** Start **

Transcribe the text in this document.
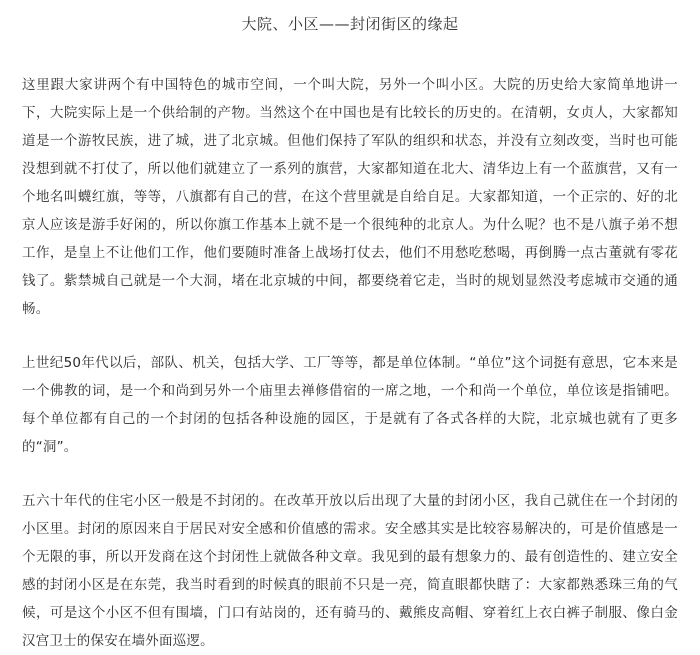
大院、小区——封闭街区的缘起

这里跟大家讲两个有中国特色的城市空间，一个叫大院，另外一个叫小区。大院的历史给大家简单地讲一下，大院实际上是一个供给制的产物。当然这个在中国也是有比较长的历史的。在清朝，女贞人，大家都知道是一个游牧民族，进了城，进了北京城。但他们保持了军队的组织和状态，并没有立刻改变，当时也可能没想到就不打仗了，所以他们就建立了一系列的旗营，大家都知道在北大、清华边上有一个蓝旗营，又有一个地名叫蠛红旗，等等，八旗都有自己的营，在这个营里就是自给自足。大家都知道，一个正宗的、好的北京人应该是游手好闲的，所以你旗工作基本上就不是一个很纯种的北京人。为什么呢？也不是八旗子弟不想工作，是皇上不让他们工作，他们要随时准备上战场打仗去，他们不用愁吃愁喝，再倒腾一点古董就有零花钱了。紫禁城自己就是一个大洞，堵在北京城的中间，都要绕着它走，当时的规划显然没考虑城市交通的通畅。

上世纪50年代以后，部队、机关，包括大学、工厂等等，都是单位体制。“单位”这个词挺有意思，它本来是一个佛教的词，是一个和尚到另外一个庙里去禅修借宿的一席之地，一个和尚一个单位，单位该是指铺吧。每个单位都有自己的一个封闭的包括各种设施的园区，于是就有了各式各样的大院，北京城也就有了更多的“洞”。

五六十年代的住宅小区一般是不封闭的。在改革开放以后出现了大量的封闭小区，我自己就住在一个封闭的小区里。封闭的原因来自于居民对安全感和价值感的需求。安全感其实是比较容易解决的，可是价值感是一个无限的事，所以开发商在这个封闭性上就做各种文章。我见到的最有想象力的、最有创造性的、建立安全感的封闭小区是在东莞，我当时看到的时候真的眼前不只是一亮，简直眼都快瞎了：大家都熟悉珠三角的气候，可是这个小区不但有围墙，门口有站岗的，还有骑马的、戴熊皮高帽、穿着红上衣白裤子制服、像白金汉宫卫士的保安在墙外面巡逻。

** End **

Exercise objective: Every record above should be written out again without change, except that the pictures are left out.

Result of this exercise:
Transcribe the text in this document.
大院、小区——封闭街区的缘起

这里跟大家讲两个有中国特色的城市空间，一个叫大院，另外一个叫小区。大院的历史给大家简单地讲一下，大院实际上是一个供给制的产物。当然这个在中国也是有比较长的历史的。在清朝，女贞人，大家都知道是一个游牧民族，进了城，进了北京城。但他们保持了军队的组织和状态，并没有立刻改变，当时也可能没想到就不打仗了，所以他们就建立了一系列的旗营，大家都知道在北大、清华边上有一个蓝旗营，又有一个地名叫蠛红旗，等等，八旗都有自己的营，在这个营里就是自给自足。大家都知道，一个正宗的、好的北京人应该是游手好闲的，所以你旗工作基本上就不是一个很纯种的北京人。为什么呢？也不是八旗子弟不想工作，是皇上不让他们工作，他们要随时准备上战场打仗去，他们不用愁吃愁喝，再倒腾一点古董就有零花钱了。紫禁城自己就是一个大洞，堵在北京城的中间，都要绕着它走，当时的规划显然没考虑城市交通的通畅。

上世纪50年代以后，部队、机关，包括大学、工厂等等，都是单位体制。“单位”这个词挺有意思，它本来是一个佛教的词，是一个和尚到另外一个庙里去禅修借宿的一席之地，一个和尚一个单位，单位该是指铺吧。每个单位都有自己的一个封闭的包括各种设施的园区，于是就有了各式各样的大院，北京城也就有了更多的“洞”。

五六十年代的住宅小区一般是不封闭的。在改革开放以后出现了大量的封闭小区，我自己就住在一个封闭的小区里。封闭的原因来自于居民对安全感和价值感的需求。安全感其实是比较容易解决的，可是价值感是一个无限的事，所以开发商在这个封闭性上就做各种文章。我见到的最有想象力的、最有创造性的、建立安全感的封闭小区是在东莞，我当时看到的时候真的眼前不只是一亮，简直眼都快瞎了：大家都熟悉珠三角的气候，可是这个小区不但有围墙，门口有站岗的，还有骑马的、戴熊皮高帽、穿着红上衣白裤子制服、像白金汉宫卫士的保安在墙外面巡逻。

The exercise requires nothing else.